_Objective_:
Look through the records below, count the lines with the word "search", and reply with only the number.

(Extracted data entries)
-----
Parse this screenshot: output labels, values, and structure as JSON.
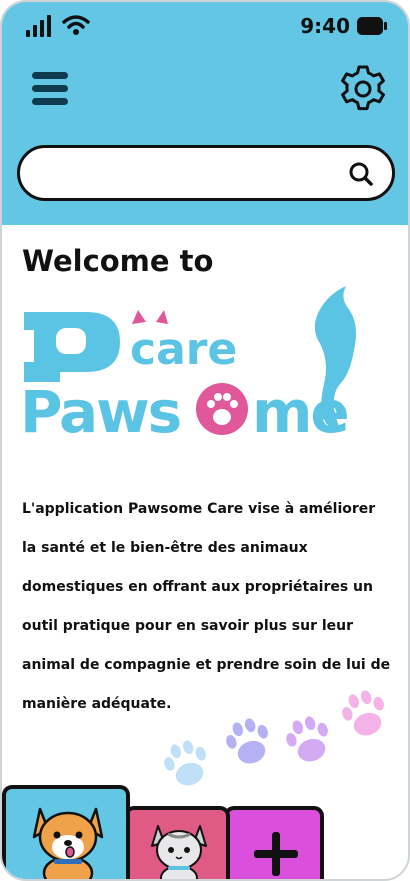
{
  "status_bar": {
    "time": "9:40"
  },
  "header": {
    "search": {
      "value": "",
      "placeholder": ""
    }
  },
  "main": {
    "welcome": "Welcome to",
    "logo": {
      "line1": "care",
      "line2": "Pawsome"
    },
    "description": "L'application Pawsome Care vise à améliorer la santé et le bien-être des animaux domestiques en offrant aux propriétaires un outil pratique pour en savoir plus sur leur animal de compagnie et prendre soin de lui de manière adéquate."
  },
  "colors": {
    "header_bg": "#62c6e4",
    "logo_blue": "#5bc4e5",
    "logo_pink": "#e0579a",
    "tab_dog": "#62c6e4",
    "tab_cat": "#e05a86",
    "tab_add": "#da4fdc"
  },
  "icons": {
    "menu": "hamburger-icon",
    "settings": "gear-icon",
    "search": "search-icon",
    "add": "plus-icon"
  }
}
-----
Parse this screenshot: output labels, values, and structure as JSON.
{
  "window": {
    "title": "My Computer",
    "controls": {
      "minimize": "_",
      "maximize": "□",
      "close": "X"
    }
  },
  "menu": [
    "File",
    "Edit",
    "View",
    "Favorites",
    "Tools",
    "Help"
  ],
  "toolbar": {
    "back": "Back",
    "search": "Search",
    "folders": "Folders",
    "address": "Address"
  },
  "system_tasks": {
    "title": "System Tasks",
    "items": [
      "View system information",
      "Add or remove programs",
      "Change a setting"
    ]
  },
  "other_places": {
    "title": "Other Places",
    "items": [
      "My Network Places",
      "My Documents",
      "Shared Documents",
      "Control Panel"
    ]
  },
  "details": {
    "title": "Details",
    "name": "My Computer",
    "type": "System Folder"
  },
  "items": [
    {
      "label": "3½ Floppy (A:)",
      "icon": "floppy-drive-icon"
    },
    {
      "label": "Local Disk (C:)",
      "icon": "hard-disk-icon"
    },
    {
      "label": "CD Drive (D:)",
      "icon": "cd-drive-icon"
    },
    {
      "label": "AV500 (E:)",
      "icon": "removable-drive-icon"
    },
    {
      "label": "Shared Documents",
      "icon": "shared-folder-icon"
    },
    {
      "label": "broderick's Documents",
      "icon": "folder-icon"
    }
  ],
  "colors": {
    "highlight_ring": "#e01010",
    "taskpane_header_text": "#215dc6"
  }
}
-----
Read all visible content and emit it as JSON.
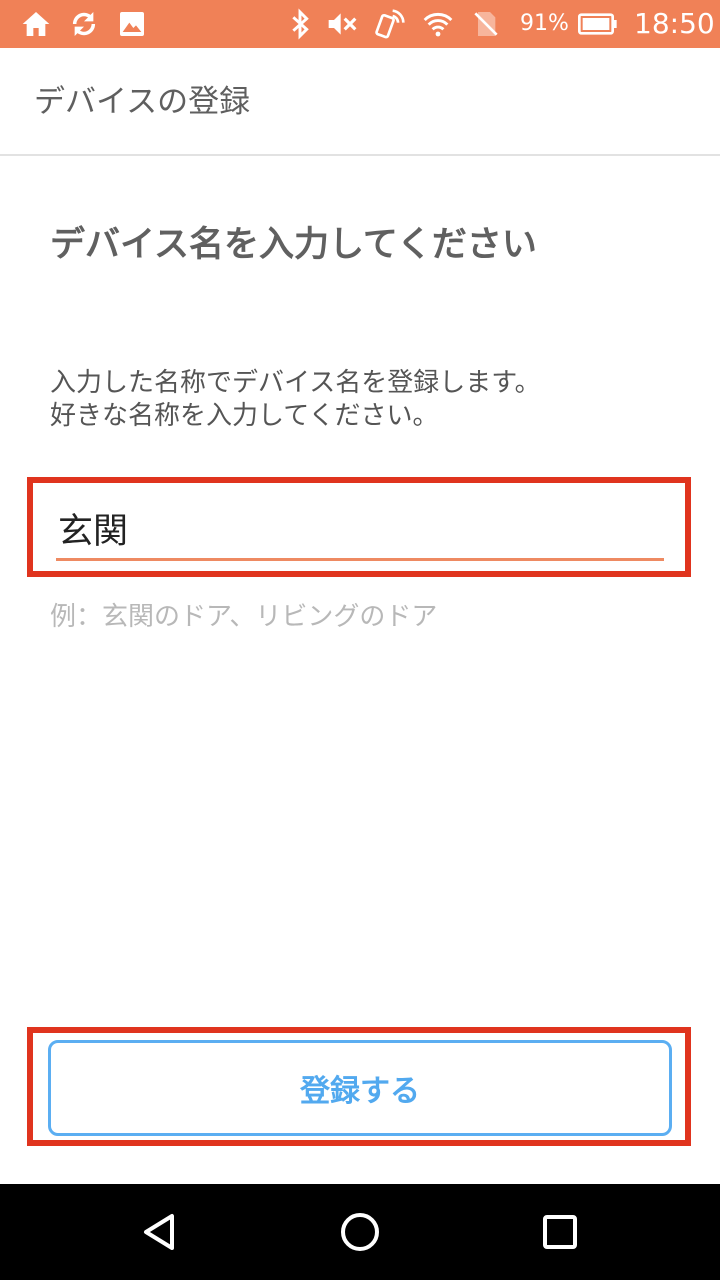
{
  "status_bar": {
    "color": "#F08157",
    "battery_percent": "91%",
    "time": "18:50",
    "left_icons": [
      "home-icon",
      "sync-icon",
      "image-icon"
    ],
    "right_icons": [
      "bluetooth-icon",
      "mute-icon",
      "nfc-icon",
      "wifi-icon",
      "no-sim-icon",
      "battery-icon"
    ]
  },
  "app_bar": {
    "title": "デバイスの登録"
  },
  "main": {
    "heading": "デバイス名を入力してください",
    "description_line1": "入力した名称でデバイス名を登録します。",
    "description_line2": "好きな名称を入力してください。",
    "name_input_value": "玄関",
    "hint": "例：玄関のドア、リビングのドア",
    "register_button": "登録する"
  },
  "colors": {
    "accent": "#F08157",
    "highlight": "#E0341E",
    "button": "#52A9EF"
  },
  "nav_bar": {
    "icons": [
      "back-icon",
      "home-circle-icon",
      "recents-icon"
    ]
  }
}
-----
_Solved problem_:
3